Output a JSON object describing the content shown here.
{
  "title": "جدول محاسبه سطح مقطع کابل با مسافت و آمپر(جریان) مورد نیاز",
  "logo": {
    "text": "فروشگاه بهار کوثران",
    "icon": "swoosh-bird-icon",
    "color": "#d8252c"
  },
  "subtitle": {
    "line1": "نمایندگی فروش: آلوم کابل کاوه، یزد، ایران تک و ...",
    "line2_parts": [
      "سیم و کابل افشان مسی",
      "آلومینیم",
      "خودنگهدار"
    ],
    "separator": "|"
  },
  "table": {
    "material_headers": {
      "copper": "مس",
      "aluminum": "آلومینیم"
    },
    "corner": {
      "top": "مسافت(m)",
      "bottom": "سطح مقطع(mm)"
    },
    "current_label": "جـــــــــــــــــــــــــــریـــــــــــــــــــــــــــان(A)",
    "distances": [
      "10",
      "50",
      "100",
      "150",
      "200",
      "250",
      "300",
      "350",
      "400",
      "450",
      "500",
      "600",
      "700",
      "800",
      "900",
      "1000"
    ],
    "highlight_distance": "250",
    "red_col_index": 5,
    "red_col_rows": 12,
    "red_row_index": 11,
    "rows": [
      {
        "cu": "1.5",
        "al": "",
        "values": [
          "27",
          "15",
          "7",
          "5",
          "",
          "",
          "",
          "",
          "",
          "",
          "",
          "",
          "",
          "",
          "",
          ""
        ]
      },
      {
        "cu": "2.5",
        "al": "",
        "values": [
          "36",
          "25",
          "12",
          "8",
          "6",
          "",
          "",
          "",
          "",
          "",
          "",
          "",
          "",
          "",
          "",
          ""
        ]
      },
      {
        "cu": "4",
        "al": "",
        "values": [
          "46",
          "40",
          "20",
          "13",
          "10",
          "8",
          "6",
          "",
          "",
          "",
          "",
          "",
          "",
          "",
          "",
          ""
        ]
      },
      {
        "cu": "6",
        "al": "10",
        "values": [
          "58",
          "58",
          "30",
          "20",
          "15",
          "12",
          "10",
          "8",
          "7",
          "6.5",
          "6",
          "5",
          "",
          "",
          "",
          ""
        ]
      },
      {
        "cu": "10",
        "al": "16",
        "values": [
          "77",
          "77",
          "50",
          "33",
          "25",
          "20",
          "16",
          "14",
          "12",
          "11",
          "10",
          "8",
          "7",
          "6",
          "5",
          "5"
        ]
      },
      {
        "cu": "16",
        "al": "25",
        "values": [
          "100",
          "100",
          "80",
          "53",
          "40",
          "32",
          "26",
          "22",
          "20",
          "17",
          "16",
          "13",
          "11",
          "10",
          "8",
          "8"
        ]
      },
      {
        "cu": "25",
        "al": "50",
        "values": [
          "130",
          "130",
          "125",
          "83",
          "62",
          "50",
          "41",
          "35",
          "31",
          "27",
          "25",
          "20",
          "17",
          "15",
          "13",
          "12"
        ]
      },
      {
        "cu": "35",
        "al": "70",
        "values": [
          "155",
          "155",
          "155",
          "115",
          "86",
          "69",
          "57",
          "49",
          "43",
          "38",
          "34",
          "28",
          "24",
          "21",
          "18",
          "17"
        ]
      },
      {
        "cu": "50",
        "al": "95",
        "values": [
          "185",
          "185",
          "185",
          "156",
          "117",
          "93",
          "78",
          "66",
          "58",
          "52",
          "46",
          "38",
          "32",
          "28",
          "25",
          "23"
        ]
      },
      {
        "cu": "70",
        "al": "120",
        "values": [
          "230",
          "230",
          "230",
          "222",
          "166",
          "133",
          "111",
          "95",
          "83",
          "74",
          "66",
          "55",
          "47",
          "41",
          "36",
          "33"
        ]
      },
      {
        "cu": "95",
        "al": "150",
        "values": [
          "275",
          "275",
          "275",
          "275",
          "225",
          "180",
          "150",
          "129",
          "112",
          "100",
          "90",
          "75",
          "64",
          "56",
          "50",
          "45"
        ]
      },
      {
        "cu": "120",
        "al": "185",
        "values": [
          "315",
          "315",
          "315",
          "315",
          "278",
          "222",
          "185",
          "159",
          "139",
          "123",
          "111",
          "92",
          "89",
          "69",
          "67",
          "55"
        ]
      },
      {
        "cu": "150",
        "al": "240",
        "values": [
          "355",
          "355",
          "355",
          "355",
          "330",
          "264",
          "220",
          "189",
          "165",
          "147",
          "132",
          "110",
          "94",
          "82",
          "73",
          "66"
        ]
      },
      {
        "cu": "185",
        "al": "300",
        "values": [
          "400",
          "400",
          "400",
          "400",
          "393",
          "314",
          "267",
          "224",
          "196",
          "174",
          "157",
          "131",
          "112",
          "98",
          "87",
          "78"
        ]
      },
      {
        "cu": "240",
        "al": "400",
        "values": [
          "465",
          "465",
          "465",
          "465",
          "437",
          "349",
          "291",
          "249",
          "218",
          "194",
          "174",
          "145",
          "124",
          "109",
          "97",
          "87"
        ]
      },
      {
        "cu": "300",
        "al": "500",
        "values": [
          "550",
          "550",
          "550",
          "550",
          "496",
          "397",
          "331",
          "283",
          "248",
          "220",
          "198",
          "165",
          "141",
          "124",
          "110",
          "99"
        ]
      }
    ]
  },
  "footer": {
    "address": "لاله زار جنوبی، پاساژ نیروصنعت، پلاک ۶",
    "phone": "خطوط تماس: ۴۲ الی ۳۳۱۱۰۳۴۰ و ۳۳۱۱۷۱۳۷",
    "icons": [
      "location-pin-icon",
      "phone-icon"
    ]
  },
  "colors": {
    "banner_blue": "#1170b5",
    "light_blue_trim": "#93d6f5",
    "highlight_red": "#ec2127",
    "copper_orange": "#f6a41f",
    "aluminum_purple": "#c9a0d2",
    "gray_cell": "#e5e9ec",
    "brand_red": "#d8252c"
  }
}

++++

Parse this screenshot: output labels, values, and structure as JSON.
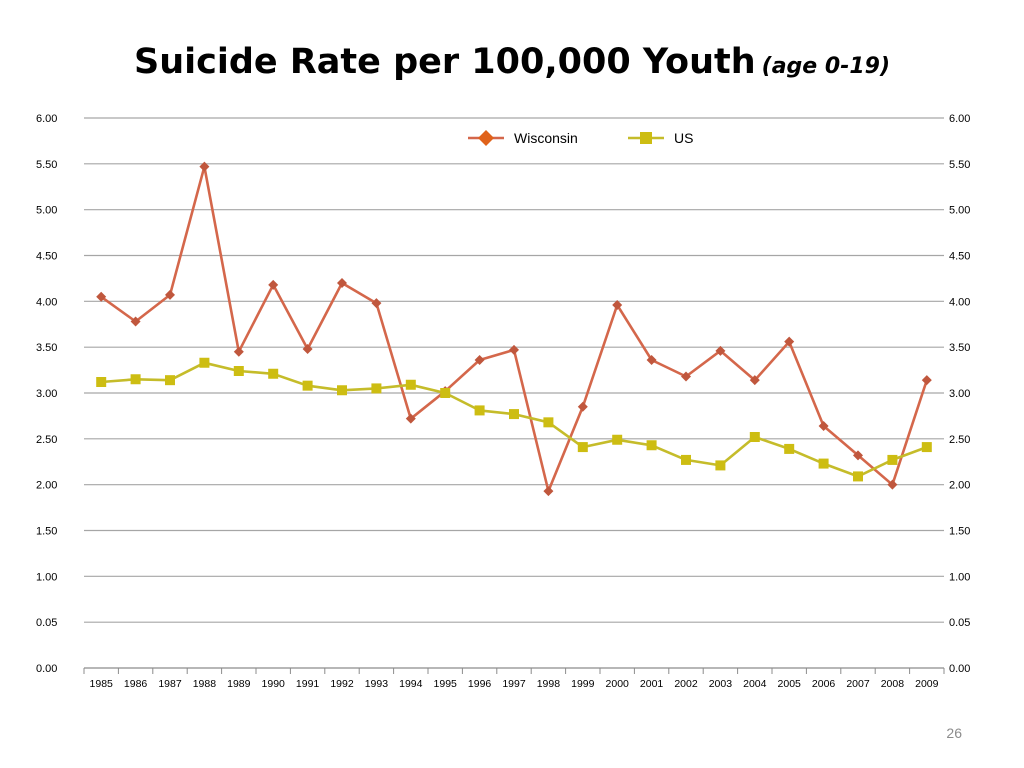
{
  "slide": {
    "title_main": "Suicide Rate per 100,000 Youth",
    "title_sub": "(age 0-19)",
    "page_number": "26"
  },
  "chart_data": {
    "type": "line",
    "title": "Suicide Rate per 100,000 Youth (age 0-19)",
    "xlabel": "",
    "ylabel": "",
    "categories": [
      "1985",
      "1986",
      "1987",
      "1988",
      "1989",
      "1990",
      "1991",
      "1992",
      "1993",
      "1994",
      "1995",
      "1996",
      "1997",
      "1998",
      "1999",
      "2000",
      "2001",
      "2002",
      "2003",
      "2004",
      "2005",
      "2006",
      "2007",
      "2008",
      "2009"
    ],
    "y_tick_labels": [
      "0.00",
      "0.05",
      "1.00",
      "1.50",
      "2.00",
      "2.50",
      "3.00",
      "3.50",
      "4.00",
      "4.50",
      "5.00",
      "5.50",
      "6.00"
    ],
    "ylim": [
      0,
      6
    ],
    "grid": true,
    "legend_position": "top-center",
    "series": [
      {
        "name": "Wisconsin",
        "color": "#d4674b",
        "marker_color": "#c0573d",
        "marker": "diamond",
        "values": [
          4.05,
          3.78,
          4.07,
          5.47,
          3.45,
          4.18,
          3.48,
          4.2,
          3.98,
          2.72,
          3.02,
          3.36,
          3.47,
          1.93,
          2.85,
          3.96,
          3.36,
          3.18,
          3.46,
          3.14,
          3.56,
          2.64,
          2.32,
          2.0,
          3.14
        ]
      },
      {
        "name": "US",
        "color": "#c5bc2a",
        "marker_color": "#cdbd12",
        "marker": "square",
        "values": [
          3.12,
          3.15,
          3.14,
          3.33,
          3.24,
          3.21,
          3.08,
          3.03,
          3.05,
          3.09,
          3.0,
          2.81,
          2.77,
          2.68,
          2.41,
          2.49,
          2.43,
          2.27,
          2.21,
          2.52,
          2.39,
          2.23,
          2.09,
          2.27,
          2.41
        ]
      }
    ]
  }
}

++++

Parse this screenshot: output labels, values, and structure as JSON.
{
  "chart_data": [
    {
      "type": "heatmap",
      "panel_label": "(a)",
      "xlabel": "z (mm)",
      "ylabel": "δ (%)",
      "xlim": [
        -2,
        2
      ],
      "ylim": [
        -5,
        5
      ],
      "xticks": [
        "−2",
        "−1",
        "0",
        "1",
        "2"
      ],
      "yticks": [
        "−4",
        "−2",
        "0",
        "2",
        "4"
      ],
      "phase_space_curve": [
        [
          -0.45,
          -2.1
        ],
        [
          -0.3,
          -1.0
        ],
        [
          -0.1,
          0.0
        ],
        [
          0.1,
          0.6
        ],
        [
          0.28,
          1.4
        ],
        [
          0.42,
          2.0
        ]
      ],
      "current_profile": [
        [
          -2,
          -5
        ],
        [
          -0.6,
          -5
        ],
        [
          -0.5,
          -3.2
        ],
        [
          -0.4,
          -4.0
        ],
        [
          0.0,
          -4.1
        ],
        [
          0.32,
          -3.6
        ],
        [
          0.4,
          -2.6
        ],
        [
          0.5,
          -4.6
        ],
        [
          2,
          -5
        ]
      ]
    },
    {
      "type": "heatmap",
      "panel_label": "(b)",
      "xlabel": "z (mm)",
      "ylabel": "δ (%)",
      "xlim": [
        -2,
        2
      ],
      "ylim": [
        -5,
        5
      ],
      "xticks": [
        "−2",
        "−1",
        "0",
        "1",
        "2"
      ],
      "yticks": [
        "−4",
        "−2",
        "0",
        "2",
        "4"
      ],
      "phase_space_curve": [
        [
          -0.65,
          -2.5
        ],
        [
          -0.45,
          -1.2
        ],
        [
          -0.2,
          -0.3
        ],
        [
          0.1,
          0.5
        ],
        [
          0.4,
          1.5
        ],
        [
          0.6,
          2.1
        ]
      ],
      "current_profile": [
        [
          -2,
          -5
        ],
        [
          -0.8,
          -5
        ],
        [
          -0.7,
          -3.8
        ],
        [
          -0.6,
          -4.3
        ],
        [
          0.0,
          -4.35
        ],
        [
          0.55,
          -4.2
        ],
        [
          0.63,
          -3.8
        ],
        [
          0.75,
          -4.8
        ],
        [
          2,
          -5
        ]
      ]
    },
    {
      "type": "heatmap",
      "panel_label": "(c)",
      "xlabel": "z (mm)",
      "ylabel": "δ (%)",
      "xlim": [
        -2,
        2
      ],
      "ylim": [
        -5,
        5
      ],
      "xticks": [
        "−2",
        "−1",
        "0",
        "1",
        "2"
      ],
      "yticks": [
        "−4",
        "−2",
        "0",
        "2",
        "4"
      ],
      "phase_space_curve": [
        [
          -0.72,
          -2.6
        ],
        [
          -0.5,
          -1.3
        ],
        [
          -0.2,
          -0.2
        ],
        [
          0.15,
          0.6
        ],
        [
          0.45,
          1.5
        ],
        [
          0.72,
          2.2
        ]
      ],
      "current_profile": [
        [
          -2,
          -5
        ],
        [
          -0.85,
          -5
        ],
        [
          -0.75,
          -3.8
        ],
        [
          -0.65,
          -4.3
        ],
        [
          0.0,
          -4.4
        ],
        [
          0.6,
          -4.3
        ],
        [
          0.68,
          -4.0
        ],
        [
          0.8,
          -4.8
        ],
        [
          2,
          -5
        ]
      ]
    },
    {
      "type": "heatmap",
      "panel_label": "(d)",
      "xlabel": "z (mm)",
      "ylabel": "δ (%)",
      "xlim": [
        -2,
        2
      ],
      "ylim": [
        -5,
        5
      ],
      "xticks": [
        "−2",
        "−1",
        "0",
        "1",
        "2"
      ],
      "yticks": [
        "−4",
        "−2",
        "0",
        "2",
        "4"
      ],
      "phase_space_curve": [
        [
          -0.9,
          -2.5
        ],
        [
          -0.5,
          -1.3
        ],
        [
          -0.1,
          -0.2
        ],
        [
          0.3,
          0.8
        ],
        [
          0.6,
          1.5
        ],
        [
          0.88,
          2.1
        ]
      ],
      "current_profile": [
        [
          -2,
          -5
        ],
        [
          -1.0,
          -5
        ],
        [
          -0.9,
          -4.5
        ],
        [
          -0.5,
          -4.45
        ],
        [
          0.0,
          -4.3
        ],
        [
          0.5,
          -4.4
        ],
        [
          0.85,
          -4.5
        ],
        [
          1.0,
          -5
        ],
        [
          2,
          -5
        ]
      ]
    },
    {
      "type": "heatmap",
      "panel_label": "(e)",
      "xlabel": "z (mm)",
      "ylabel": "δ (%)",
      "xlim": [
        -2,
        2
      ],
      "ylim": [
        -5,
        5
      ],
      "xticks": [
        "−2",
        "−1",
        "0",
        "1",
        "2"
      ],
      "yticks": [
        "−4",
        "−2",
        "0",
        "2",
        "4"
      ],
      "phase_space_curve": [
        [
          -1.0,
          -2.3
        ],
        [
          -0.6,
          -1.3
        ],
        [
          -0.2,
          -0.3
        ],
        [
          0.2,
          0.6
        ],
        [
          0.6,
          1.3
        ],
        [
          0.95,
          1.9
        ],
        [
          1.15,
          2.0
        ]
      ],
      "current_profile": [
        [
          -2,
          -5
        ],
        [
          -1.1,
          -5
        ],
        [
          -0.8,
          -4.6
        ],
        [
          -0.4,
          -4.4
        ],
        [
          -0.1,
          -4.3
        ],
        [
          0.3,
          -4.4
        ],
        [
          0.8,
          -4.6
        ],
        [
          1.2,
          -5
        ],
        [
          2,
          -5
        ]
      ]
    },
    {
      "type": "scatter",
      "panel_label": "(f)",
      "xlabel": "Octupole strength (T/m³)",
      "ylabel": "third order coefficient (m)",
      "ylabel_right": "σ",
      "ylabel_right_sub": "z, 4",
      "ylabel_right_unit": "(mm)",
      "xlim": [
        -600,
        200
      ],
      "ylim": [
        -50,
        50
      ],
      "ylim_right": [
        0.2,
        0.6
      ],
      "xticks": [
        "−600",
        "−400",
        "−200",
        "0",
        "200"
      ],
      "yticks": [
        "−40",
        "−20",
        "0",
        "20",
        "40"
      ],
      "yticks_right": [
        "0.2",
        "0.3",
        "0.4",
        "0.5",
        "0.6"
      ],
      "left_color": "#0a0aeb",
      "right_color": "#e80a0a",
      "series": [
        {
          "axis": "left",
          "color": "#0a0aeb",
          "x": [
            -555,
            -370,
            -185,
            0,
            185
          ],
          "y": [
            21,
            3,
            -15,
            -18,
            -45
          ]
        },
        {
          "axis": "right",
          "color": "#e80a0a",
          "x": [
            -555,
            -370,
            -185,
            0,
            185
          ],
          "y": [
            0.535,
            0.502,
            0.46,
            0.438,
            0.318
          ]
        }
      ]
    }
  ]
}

++++

◆ TASK REQUIREMENTS
Using the listing above, locate the lines that hold "کابل" and copy each one.

◆ OUTPUT BELOW
  "title": "جدول محاسبه سطح مقطع کابل با مسافت و آمپر(جریان) مورد نیاز",
    "line1": "نمایندگی فروش: آلوم کابل کاوه، یزد، ایران تک و ...",
      "سیم و کابل افشان مسی",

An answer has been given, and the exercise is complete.